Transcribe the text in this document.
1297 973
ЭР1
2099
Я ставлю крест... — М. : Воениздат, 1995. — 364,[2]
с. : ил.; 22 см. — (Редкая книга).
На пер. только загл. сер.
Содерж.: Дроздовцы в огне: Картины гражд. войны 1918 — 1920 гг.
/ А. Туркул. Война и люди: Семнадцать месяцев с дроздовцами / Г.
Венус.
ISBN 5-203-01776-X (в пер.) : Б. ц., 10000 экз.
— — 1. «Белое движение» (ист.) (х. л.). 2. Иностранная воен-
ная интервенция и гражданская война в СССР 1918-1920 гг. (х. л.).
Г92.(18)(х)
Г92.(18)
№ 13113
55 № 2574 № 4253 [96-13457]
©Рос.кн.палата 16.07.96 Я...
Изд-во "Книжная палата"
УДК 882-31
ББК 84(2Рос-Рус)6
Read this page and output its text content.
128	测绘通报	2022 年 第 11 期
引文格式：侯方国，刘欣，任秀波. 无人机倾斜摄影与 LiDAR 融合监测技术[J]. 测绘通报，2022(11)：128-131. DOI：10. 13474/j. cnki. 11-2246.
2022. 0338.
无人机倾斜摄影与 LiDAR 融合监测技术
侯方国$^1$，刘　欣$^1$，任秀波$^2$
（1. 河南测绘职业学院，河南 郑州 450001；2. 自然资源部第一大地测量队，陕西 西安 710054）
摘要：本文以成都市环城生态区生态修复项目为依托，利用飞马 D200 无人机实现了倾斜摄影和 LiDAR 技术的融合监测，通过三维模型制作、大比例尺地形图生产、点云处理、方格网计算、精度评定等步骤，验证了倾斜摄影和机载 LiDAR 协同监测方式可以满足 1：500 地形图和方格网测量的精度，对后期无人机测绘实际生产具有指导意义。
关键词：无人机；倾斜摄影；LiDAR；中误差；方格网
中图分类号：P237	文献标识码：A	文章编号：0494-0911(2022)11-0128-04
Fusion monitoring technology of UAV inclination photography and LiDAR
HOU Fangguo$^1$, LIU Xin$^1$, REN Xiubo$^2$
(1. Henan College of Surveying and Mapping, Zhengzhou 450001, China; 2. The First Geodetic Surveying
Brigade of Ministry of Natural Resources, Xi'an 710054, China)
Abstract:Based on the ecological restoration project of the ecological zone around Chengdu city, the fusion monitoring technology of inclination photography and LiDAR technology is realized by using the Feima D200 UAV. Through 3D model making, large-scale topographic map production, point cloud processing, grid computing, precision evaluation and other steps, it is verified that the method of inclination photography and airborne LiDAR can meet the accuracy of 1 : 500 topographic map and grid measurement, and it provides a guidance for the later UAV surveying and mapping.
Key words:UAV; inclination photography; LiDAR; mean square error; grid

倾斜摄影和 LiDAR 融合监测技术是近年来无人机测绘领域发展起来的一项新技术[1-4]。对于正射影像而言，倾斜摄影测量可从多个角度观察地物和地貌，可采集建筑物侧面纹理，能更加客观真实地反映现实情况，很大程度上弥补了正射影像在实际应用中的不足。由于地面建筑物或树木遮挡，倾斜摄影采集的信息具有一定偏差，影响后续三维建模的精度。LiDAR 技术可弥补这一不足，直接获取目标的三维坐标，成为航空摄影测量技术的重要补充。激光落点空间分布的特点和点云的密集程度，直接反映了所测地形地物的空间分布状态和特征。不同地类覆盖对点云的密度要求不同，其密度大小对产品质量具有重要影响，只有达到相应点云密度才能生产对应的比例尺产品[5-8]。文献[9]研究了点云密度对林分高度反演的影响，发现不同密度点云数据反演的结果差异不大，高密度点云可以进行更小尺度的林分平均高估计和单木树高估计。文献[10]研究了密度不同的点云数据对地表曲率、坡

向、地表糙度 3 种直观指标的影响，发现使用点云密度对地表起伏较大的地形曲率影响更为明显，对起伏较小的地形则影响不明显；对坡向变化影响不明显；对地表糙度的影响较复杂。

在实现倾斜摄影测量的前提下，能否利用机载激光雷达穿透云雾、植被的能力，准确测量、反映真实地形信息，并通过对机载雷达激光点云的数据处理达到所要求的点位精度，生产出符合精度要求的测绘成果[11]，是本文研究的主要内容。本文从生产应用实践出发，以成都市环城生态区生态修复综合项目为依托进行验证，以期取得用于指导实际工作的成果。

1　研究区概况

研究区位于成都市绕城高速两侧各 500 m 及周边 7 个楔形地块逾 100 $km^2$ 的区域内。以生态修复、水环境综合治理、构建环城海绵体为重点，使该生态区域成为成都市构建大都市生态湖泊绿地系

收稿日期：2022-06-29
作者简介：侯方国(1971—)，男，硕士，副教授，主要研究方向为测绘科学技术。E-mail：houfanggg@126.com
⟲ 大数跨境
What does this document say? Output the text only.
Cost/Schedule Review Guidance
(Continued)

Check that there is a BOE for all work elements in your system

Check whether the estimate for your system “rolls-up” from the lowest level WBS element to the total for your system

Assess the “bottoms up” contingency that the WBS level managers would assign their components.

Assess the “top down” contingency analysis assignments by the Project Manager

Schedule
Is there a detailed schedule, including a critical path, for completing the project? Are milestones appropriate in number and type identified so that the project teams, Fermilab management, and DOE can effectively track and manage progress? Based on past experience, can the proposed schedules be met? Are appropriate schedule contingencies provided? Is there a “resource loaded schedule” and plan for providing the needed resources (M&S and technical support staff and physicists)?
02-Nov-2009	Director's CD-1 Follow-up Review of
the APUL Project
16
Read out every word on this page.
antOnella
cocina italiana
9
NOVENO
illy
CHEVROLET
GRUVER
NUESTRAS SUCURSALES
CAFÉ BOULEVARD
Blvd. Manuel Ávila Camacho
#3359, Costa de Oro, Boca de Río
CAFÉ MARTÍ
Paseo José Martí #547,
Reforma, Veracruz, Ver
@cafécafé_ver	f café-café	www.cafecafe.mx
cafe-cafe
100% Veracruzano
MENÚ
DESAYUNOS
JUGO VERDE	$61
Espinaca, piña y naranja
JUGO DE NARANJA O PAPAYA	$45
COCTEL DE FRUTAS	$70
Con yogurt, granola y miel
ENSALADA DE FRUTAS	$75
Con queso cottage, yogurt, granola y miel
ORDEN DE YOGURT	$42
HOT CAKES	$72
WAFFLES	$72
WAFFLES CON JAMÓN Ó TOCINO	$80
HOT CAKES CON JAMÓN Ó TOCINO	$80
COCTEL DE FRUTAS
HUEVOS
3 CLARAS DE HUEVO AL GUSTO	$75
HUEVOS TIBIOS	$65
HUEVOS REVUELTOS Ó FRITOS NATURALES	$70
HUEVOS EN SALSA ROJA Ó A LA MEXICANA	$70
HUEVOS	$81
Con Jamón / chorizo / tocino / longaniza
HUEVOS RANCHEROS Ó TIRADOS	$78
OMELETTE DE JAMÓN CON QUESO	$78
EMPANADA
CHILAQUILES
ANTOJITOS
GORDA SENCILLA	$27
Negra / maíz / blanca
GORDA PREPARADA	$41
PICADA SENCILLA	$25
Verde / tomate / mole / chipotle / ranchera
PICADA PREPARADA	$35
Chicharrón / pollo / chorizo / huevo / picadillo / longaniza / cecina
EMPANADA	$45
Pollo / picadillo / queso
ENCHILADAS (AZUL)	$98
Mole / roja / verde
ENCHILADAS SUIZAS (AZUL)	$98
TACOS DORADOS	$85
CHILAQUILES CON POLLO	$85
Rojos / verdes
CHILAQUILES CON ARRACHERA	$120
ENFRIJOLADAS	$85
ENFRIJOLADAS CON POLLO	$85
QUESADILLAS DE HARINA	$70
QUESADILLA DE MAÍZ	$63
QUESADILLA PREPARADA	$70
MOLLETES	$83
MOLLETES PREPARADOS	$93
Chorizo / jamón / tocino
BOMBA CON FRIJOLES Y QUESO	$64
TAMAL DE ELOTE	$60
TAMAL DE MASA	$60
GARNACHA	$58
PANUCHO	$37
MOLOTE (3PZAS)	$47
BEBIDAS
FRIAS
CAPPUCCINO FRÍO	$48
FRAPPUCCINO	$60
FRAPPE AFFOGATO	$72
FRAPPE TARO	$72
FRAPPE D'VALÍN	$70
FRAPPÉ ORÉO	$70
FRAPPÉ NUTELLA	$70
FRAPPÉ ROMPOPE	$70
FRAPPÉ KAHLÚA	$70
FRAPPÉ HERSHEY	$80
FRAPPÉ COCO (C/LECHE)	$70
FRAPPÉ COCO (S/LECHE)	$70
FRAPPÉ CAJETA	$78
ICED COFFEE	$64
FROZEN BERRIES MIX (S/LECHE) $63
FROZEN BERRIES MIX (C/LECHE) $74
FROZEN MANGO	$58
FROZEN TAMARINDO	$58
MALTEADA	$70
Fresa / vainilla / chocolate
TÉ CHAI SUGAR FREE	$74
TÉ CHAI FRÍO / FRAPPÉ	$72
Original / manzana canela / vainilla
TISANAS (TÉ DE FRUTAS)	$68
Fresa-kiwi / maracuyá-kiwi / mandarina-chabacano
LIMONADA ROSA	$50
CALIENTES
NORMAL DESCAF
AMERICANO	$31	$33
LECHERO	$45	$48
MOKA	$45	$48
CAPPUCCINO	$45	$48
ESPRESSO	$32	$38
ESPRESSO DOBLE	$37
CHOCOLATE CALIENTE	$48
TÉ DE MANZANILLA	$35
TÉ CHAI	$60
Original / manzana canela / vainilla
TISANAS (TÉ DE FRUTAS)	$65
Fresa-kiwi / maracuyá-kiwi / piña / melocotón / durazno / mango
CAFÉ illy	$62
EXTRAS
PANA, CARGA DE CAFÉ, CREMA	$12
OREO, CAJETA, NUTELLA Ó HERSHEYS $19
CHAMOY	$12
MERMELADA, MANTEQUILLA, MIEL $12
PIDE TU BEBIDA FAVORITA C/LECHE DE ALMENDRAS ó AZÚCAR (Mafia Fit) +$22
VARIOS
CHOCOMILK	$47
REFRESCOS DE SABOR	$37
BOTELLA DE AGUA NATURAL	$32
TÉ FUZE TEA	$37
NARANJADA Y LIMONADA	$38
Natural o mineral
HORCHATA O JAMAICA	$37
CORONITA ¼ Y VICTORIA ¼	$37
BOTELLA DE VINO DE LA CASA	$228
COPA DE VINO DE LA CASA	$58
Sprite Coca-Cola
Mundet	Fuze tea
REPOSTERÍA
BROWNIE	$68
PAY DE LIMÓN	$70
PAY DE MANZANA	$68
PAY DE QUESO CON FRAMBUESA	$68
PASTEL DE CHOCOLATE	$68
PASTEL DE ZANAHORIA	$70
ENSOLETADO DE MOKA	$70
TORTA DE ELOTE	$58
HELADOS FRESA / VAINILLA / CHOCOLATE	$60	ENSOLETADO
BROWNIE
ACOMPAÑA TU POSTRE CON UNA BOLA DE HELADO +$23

********

- **INSTRUCTIONS TO FOLLOW**: Look through the lines above and collect those with the word "your".

- **THE OUTPUT**:
Check that there is a BOE for all work elements in your system
Check whether the estimate for your system “rolls-up” from the lowest level WBS element to the total for your system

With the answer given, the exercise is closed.